[Begin EXERCISE INPUT]
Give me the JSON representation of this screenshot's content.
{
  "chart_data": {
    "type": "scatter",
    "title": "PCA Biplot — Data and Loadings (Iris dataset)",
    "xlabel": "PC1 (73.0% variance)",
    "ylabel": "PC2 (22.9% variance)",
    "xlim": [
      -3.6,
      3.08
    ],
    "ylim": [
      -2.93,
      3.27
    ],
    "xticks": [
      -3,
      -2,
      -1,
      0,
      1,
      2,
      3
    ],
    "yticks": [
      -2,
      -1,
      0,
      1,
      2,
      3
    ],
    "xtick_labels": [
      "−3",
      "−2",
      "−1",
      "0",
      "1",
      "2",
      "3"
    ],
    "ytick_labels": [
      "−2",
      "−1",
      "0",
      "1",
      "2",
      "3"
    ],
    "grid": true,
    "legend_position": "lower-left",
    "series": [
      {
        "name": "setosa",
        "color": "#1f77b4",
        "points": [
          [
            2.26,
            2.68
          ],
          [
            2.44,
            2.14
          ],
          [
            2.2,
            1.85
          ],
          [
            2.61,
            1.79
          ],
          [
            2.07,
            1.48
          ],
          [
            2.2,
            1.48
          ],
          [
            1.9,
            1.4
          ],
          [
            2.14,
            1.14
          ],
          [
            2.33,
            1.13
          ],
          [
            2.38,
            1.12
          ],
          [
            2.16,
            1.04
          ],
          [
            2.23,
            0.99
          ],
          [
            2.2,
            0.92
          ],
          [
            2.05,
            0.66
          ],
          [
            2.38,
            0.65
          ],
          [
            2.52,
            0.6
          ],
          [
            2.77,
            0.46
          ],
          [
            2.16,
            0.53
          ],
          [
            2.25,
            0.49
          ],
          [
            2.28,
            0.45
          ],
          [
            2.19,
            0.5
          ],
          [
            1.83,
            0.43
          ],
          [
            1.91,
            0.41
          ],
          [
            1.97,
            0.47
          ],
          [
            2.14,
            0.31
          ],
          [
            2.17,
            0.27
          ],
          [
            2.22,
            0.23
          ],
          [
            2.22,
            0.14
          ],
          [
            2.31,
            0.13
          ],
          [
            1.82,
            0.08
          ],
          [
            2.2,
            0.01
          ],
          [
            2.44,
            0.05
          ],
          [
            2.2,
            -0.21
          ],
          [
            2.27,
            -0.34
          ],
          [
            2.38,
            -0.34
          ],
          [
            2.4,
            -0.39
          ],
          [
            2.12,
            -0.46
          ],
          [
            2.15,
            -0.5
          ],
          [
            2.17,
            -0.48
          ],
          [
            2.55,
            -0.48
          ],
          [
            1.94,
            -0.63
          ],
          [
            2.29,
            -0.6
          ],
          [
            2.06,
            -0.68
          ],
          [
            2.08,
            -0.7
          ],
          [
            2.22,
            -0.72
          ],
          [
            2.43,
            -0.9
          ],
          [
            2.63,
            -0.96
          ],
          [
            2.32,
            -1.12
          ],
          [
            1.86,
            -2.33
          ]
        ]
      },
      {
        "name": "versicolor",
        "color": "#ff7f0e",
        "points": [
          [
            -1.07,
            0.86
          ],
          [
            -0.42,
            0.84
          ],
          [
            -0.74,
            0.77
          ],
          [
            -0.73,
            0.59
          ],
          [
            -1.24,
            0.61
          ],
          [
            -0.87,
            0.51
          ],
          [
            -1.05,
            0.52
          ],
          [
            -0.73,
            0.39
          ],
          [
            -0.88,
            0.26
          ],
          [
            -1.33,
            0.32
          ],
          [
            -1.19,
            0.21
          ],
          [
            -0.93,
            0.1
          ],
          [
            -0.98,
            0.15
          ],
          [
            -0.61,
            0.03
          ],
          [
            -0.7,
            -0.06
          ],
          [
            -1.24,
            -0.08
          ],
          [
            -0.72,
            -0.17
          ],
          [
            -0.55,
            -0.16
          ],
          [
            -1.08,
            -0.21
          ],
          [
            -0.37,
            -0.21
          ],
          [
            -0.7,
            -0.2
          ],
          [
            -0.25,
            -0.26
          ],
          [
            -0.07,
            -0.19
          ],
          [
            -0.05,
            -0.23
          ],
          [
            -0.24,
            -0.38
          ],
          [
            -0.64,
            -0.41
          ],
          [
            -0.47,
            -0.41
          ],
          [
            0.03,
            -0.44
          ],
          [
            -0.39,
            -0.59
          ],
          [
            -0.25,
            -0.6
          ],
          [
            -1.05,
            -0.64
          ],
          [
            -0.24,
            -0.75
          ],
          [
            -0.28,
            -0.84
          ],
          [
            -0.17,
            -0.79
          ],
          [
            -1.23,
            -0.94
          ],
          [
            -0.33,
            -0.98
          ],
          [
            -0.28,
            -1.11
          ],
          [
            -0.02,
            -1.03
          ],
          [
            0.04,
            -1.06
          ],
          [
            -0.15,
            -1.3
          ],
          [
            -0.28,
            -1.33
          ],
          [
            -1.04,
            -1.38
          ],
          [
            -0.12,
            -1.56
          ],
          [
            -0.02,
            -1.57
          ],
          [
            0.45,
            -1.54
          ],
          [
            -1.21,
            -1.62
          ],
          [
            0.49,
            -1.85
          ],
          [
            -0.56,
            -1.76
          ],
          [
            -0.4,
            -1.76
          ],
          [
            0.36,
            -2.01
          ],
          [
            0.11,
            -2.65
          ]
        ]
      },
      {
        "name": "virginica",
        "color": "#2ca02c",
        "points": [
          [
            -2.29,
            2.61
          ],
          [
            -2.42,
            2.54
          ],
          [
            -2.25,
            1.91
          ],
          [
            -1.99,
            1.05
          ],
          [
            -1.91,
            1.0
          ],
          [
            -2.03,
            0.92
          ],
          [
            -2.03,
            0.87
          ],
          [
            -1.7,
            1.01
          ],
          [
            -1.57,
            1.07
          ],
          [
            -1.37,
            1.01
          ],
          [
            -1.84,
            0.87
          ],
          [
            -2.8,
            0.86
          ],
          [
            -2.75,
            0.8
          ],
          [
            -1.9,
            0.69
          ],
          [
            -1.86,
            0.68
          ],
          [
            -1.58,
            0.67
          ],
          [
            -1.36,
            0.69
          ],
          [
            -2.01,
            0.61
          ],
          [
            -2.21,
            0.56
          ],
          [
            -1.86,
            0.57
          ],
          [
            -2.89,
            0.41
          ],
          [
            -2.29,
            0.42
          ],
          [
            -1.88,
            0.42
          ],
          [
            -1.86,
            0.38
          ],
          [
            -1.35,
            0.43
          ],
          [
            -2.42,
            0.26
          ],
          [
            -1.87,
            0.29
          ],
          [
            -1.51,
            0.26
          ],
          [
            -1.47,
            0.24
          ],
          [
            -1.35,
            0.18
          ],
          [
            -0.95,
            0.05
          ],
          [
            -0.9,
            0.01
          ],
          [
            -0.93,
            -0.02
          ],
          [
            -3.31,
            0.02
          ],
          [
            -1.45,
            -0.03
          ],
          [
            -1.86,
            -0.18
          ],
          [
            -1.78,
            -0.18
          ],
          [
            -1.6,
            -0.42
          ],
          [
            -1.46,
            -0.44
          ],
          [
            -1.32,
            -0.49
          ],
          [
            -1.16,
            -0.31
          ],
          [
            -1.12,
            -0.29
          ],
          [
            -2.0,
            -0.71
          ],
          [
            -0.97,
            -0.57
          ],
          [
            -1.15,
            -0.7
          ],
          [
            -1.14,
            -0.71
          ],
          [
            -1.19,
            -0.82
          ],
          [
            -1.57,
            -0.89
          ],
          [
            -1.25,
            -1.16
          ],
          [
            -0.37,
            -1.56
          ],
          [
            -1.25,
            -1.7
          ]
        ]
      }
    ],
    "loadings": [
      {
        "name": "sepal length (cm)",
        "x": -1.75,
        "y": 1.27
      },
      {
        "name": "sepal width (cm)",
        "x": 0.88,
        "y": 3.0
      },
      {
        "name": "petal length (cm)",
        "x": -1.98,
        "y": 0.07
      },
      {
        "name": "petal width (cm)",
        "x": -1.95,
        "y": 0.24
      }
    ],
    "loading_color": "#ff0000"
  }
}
[End EXERCISE INPUT]
▶ [TO DO]:
Copy out the lines in which the string "sepal" appears.

▶ [FULL ANSWER]:
        "name": "sepal length (cm)",
        "name": "sepal width (cm)",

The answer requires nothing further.